* [PROBLEM REQUIREMENTS] The records below are to be repeated in full, exactly as they are.

* [EXCERPTED RECORDS]
>>>>>

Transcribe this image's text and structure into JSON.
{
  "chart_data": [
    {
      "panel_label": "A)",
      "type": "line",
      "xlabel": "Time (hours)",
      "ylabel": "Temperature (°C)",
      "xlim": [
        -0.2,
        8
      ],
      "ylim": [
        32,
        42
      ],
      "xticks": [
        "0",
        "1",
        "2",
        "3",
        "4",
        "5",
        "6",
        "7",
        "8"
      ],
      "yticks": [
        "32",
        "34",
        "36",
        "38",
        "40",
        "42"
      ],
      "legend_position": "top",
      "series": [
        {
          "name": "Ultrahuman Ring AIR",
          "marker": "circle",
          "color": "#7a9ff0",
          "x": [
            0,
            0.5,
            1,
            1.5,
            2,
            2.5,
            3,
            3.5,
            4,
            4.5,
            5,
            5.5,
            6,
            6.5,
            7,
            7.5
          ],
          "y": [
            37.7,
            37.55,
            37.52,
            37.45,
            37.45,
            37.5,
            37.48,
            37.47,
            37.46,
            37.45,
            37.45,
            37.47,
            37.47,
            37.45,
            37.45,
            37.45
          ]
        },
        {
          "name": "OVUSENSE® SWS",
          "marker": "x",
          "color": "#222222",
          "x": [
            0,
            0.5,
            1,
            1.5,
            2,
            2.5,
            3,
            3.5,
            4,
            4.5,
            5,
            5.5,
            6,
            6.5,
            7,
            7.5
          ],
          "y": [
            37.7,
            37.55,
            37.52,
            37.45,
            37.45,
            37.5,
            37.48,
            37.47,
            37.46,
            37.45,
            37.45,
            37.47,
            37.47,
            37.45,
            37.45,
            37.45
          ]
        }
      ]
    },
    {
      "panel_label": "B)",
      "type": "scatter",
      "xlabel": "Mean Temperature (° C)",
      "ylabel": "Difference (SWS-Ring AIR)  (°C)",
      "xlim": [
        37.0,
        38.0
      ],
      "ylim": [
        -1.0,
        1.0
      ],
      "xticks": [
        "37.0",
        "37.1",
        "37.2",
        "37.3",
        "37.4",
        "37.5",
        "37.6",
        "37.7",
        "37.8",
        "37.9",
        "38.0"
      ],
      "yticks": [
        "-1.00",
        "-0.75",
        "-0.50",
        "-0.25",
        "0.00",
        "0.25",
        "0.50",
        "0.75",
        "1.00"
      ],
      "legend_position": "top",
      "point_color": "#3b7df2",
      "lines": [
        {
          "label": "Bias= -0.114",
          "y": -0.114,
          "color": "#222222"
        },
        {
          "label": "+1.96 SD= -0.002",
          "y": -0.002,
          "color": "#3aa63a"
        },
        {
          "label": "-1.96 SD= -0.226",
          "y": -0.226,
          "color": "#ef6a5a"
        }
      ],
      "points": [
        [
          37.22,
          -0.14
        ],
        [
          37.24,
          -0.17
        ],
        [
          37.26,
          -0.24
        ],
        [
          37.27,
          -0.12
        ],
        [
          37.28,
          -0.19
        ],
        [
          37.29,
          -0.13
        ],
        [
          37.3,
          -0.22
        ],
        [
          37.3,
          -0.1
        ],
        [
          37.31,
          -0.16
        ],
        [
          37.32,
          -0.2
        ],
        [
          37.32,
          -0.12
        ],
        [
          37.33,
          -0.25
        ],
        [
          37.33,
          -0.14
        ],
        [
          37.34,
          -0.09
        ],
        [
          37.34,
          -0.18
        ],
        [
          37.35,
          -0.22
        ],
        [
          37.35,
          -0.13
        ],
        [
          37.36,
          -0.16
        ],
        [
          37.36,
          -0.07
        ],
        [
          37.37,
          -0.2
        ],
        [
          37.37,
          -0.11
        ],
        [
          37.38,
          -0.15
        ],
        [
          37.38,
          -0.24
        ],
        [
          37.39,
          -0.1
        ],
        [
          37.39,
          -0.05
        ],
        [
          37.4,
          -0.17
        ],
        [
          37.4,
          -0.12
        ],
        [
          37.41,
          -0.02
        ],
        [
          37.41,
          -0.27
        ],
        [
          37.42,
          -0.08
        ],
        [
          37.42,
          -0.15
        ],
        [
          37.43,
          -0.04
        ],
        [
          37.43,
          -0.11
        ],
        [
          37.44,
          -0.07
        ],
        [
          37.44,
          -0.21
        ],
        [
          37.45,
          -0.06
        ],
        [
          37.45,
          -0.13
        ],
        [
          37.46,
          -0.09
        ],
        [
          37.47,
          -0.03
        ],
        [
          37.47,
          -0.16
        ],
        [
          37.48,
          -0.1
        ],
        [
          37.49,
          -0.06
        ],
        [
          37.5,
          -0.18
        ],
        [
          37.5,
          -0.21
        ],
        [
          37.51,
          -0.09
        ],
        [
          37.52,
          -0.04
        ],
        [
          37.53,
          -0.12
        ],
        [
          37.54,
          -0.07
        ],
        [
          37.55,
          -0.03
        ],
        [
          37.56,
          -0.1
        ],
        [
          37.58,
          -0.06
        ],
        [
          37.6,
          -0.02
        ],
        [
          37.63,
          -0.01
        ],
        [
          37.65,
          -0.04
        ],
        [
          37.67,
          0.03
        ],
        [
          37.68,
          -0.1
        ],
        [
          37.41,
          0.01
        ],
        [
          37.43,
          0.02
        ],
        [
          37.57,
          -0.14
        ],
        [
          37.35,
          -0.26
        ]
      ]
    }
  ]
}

<<<<<

* [OUTPUT BELOW]
Transcribe this image's text and structure into JSON.
{
  "chart_data": [
    {
      "panel_label": "A)",
      "type": "line",
      "xlabel": "Time (hours)",
      "ylabel": "Temperature (°C)",
      "xlim": [
        -0.2,
        8
      ],
      "ylim": [
        32,
        42
      ],
      "xticks": [
        "0",
        "1",
        "2",
        "3",
        "4",
        "5",
        "6",
        "7",
        "8"
      ],
      "yticks": [
        "32",
        "34",
        "36",
        "38",
        "40",
        "42"
      ],
      "legend_position": "top",
      "series": [
        {
          "name": "Ultrahuman Ring AIR",
          "marker": "circle",
          "color": "#7a9ff0",
          "x": [
            0,
            0.5,
            1,
            1.5,
            2,
            2.5,
            3,
            3.5,
            4,
            4.5,
            5,
            5.5,
            6,
            6.5,
            7,
            7.5
          ],
          "y": [
            37.7,
            37.55,
            37.52,
            37.45,
            37.45,
            37.5,
            37.48,
            37.47,
            37.46,
            37.45,
            37.45,
            37.47,
            37.47,
            37.45,
            37.45,
            37.45
          ]
        },
        {
          "name": "OVUSENSE® SWS",
          "marker": "x",
          "color": "#222222",
          "x": [
            0,
            0.5,
            1,
            1.5,
            2,
            2.5,
            3,
            3.5,
            4,
            4.5,
            5,
            5.5,
            6,
            6.5,
            7,
            7.5
          ],
          "y": [
            37.7,
            37.55,
            37.52,
            37.45,
            37.45,
            37.5,
            37.48,
            37.47,
            37.46,
            37.45,
            37.45,
            37.47,
            37.47,
            37.45,
            37.45,
            37.45
          ]
        }
      ]
    },
    {
      "panel_label": "B)",
      "type": "scatter",
      "xlabel": "Mean Temperature (° C)",
      "ylabel": "Difference (SWS-Ring AIR)  (°C)",
      "xlim": [
        37.0,
        38.0
      ],
      "ylim": [
        -1.0,
        1.0
      ],
      "xticks": [
        "37.0",
        "37.1",
        "37.2",
        "37.3",
        "37.4",
        "37.5",
        "37.6",
        "37.7",
        "37.8",
        "37.9",
        "38.0"
      ],
      "yticks": [
        "-1.00",
        "-0.75",
        "-0.50",
        "-0.25",
        "0.00",
        "0.25",
        "0.50",
        "0.75",
        "1.00"
      ],
      "legend_position": "top",
      "point_color": "#3b7df2",
      "lines": [
        {
          "label": "Bias= -0.114",
          "y": -0.114,
          "color": "#222222"
        },
        {
          "label": "+1.96 SD= -0.002",
          "y": -0.002,
          "color": "#3aa63a"
        },
        {
          "label": "-1.96 SD= -0.226",
          "y": -0.226,
          "color": "#ef6a5a"
        }
      ],
      "points": [
        [
          37.22,
          -0.14
        ],
        [
          37.24,
          -0.17
        ],
        [
          37.26,
          -0.24
        ],
        [
          37.27,
          -0.12
        ],
        [
          37.28,
          -0.19
        ],
        [
          37.29,
          -0.13
        ],
        [
          37.3,
          -0.22
        ],
        [
          37.3,
          -0.1
        ],
        [
          37.31,
          -0.16
        ],
        [
          37.32,
          -0.2
        ],
        [
          37.32,
          -0.12
        ],
        [
          37.33,
          -0.25
        ],
        [
          37.33,
          -0.14
        ],
        [
          37.34,
          -0.09
        ],
        [
          37.34,
          -0.18
        ],
        [
          37.35,
          -0.22
        ],
        [
          37.35,
          -0.13
        ],
        [
          37.36,
          -0.16
        ],
        [
          37.36,
          -0.07
        ],
        [
          37.37,
          -0.2
        ],
        [
          37.37,
          -0.11
        ],
        [
          37.38,
          -0.15
        ],
        [
          37.38,
          -0.24
        ],
        [
          37.39,
          -0.1
        ],
        [
          37.39,
          -0.05
        ],
        [
          37.4,
          -0.17
        ],
        [
          37.4,
          -0.12
        ],
        [
          37.41,
          -0.02
        ],
        [
          37.41,
          -0.27
        ],
        [
          37.42,
          -0.08
        ],
        [
          37.42,
          -0.15
        ],
        [
          37.43,
          -0.04
        ],
        [
          37.43,
          -0.11
        ],
        [
          37.44,
          -0.07
        ],
        [
          37.44,
          -0.21
        ],
        [
          37.45,
          -0.06
        ],
        [
          37.45,
          -0.13
        ],
        [
          37.46,
          -0.09
        ],
        [
          37.47,
          -0.03
        ],
        [
          37.47,
          -0.16
        ],
        [
          37.48,
          -0.1
        ],
        [
          37.49,
          -0.06
        ],
        [
          37.5,
          -0.18
        ],
        [
          37.5,
          -0.21
        ],
        [
          37.51,
          -0.09
        ],
        [
          37.52,
          -0.04
        ],
        [
          37.53,
          -0.12
        ],
        [
          37.54,
          -0.07
        ],
        [
          37.55,
          -0.03
        ],
        [
          37.56,
          -0.1
        ],
        [
          37.58,
          -0.06
        ],
        [
          37.6,
          -0.02
        ],
        [
          37.63,
          -0.01
        ],
        [
          37.65,
          -0.04
        ],
        [
          37.67,
          0.03
        ],
        [
          37.68,
          -0.1
        ],
        [
          37.41,
          0.01
        ],
        [
          37.43,
          0.02
        ],
        [
          37.57,
          -0.14
        ],
        [
          37.35,
          -0.26
        ]
      ]
    }
  ]
}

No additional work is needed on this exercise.